> WHAT THIS TASK INVOLVES
The entries that follow should be written out exactly.
****************
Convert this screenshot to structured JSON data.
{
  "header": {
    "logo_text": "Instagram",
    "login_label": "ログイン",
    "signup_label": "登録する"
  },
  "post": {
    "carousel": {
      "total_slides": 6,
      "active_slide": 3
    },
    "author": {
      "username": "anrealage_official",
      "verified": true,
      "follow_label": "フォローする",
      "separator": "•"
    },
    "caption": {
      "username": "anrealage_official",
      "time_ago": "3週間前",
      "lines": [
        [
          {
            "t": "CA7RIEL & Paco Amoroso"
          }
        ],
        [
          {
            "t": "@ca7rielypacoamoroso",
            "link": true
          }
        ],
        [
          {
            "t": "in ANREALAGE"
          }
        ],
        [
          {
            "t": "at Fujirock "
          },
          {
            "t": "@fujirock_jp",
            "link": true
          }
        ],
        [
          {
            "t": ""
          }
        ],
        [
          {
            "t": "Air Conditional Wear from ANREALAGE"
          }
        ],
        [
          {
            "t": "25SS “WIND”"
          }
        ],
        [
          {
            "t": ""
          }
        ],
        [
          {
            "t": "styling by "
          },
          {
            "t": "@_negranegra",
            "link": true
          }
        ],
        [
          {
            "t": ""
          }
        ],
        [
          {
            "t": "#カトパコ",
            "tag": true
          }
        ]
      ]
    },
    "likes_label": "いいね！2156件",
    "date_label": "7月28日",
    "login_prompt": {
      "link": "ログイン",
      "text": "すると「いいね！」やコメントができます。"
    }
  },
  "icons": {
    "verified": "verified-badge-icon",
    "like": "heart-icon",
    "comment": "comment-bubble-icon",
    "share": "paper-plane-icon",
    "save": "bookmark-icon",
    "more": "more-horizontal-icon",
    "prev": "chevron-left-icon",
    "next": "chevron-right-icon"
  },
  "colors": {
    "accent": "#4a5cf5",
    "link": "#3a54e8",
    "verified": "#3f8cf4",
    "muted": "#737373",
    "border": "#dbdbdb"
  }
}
****************
> WORKED SOLUTION
Convert this screenshot to structured JSON data.
{
  "header": {
    "logo_text": "Instagram",
    "login_label": "ログイン",
    "signup_label": "登録する"
  },
  "post": {
    "carousel": {
      "total_slides": 6,
      "active_slide": 3
    },
    "author": {
      "username": "anrealage_official",
      "verified": true,
      "follow_label": "フォローする",
      "separator": "•"
    },
    "caption": {
      "username": "anrealage_official",
      "time_ago": "3週間前",
      "lines": [
        [
          {
            "t": "CA7RIEL & Paco Amoroso"
          }
        ],
        [
          {
            "t": "@ca7rielypacoamoroso",
            "link": true
          }
        ],
        [
          {
            "t": "in ANREALAGE"
          }
        ],
        [
          {
            "t": "at Fujirock "
          },
          {
            "t": "@fujirock_jp",
            "link": true
          }
        ],
        [
          {
            "t": ""
          }
        ],
        [
          {
            "t": "Air Conditional Wear from ANREALAGE"
          }
        ],
        [
          {
            "t": "25SS “WIND”"
          }
        ],
        [
          {
            "t": ""
          }
        ],
        [
          {
            "t": "styling by "
          },
          {
            "t": "@_negranegra",
            "link": true
          }
        ],
        [
          {
            "t": ""
          }
        ],
        [
          {
            "t": "#カトパコ",
            "tag": true
          }
        ]
      ]
    },
    "likes_label": "いいね！2156件",
    "date_label": "7月28日",
    "login_prompt": {
      "link": "ログイン",
      "text": "すると「いいね！」やコメントができます。"
    }
  },
  "icons": {
    "verified": "verified-badge-icon",
    "like": "heart-icon",
    "comment": "comment-bubble-icon",
    "share": "paper-plane-icon",
    "save": "bookmark-icon",
    "more": "more-horizontal-icon",
    "prev": "chevron-left-icon",
    "next": "chevron-right-icon"
  },
  "colors": {
    "accent": "#4a5cf5",
    "link": "#3a54e8",
    "verified": "#3f8cf4",
    "muted": "#737373",
    "border": "#dbdbdb"
  }
}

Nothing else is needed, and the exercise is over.